EXERCISE:
Transcribe everything in the data word for word. Pictures are left out.

● ● ●

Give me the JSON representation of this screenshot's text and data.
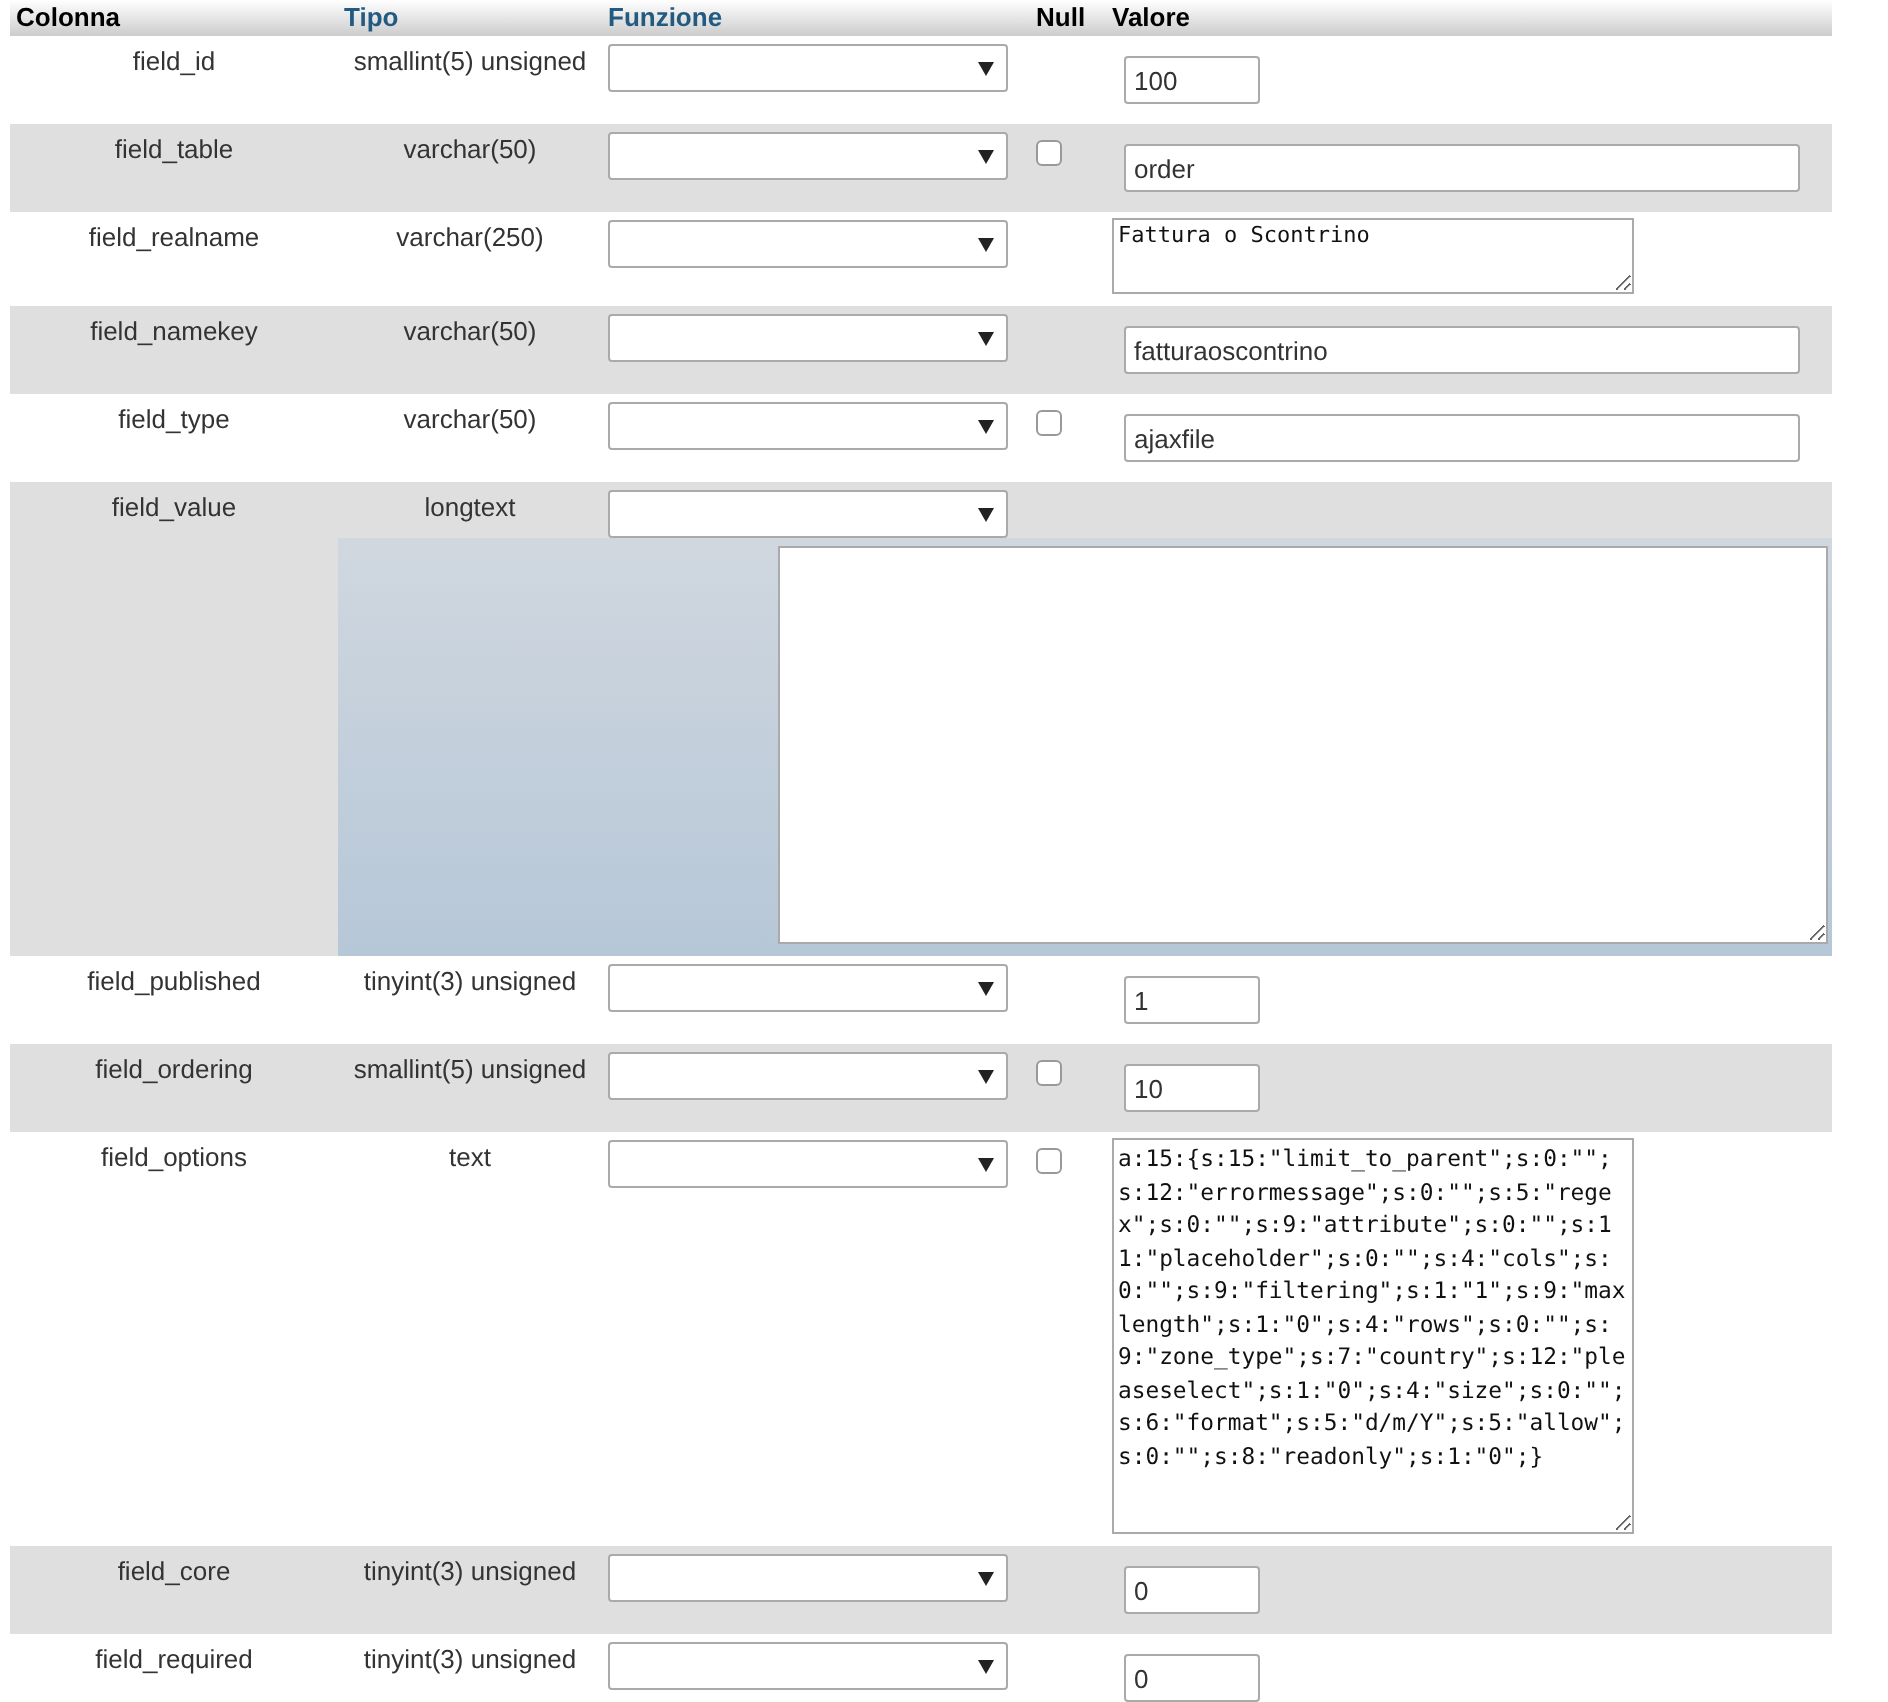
{
  "columns": [
    {
      "label": "Colonna",
      "kind": "plain"
    },
    {
      "label": "Tipo",
      "kind": "link"
    },
    {
      "label": "Funzione",
      "kind": "link"
    },
    {
      "label": "Null",
      "kind": "plain"
    },
    {
      "label": "Valore",
      "kind": "plain"
    }
  ],
  "rows": [
    {
      "column": "field_id",
      "type": "smallint(5) unsigned",
      "value": {
        "kind": "short",
        "text": "100"
      }
    },
    {
      "column": "field_table",
      "type": "varchar(50)",
      "null": {
        "checked": false
      },
      "value": {
        "kind": "wide",
        "text": "order"
      }
    },
    {
      "column": "field_realname",
      "type": "varchar(250)",
      "value": {
        "kind": "textarea",
        "text": "Fattura o Scontrino"
      }
    },
    {
      "column": "field_namekey",
      "type": "varchar(50)",
      "value": {
        "kind": "wide",
        "text": "fatturaoscontrino"
      }
    },
    {
      "column": "field_type",
      "type": "varchar(50)",
      "null": {
        "checked": false
      },
      "value": {
        "kind": "wide",
        "text": "ajaxfile"
      }
    },
    {
      "column": "field_value",
      "type": "longtext",
      "value": {
        "kind": "blob"
      }
    },
    {
      "column": "field_published",
      "type": "tinyint(3) unsigned",
      "value": {
        "kind": "short",
        "text": "1"
      }
    },
    {
      "column": "field_ordering",
      "type": "smallint(5) unsigned",
      "null": {
        "checked": false
      },
      "value": {
        "kind": "short",
        "text": "10"
      }
    },
    {
      "column": "field_options",
      "type": "text",
      "null": {
        "checked": false
      },
      "value": {
        "kind": "bigtextarea",
        "text": "a:15:{s:15:\"limit_to_parent\";s:0:\"\";s:12:\"errormessage\";s:0:\"\";s:5:\"regex\";s:0:\"\";s:9:\"attribute\";s:0:\"\";s:11:\"placeholder\";s:0:\"\";s:4:\"cols\";s:0:\"\";s:9:\"filtering\";s:1:\"1\";s:9:\"maxlength\";s:1:\"0\";s:4:\"rows\";s:0:\"\";s:9:\"zone_type\";s:7:\"country\";s:12:\"pleaseselect\";s:1:\"0\";s:4:\"size\";s:0:\"\";s:6:\"format\";s:5:\"d/m/Y\";s:5:\"allow\";s:0:\"\";s:8:\"readonly\";s:1:\"0\";}"
      }
    },
    {
      "column": "field_core",
      "type": "tinyint(3) unsigned",
      "value": {
        "kind": "short",
        "text": "0"
      }
    },
    {
      "column": "field_required",
      "type": "tinyint(3) unsigned",
      "value": {
        "kind": "short",
        "text": "0"
      }
    }
  ]
}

● ● ●

TASK RESULT:
Give me the JSON representation of this screenshot's text and data.
{
  "columns": [
    {
      "label": "Colonna",
      "kind": "plain"
    },
    {
      "label": "Tipo",
      "kind": "link"
    },
    {
      "label": "Funzione",
      "kind": "link"
    },
    {
      "label": "Null",
      "kind": "plain"
    },
    {
      "label": "Valore",
      "kind": "plain"
    }
  ],
  "rows": [
    {
      "column": "field_id",
      "type": "smallint(5) unsigned",
      "value": {
        "kind": "short",
        "text": "100"
      }
    },
    {
      "column": "field_table",
      "type": "varchar(50)",
      "null": {
        "checked": false
      },
      "value": {
        "kind": "wide",
        "text": "order"
      }
    },
    {
      "column": "field_realname",
      "type": "varchar(250)",
      "value": {
        "kind": "textarea",
        "text": "Fattura o Scontrino"
      }
    },
    {
      "column": "field_namekey",
      "type": "varchar(50)",
      "value": {
        "kind": "wide",
        "text": "fatturaoscontrino"
      }
    },
    {
      "column": "field_type",
      "type": "varchar(50)",
      "null": {
        "checked": false
      },
      "value": {
        "kind": "wide",
        "text": "ajaxfile"
      }
    },
    {
      "column": "field_value",
      "type": "longtext",
      "value": {
        "kind": "blob"
      }
    },
    {
      "column": "field_published",
      "type": "tinyint(3) unsigned",
      "value": {
        "kind": "short",
        "text": "1"
      }
    },
    {
      "column": "field_ordering",
      "type": "smallint(5) unsigned",
      "null": {
        "checked": false
      },
      "value": {
        "kind": "short",
        "text": "10"
      }
    },
    {
      "column": "field_options",
      "type": "text",
      "null": {
        "checked": false
      },
      "value": {
        "kind": "bigtextarea",
        "text": "a:15:{s:15:\"limit_to_parent\";s:0:\"\";s:12:\"errormessage\";s:0:\"\";s:5:\"regex\";s:0:\"\";s:9:\"attribute\";s:0:\"\";s:11:\"placeholder\";s:0:\"\";s:4:\"cols\";s:0:\"\";s:9:\"filtering\";s:1:\"1\";s:9:\"maxlength\";s:1:\"0\";s:4:\"rows\";s:0:\"\";s:9:\"zone_type\";s:7:\"country\";s:12:\"pleaseselect\";s:1:\"0\";s:4:\"size\";s:0:\"\";s:6:\"format\";s:5:\"d/m/Y\";s:5:\"allow\";s:0:\"\";s:8:\"readonly\";s:1:\"0\";}"
      }
    },
    {
      "column": "field_core",
      "type": "tinyint(3) unsigned",
      "value": {
        "kind": "short",
        "text": "0"
      }
    },
    {
      "column": "field_required",
      "type": "tinyint(3) unsigned",
      "value": {
        "kind": "short",
        "text": "0"
      }
    }
  ]
}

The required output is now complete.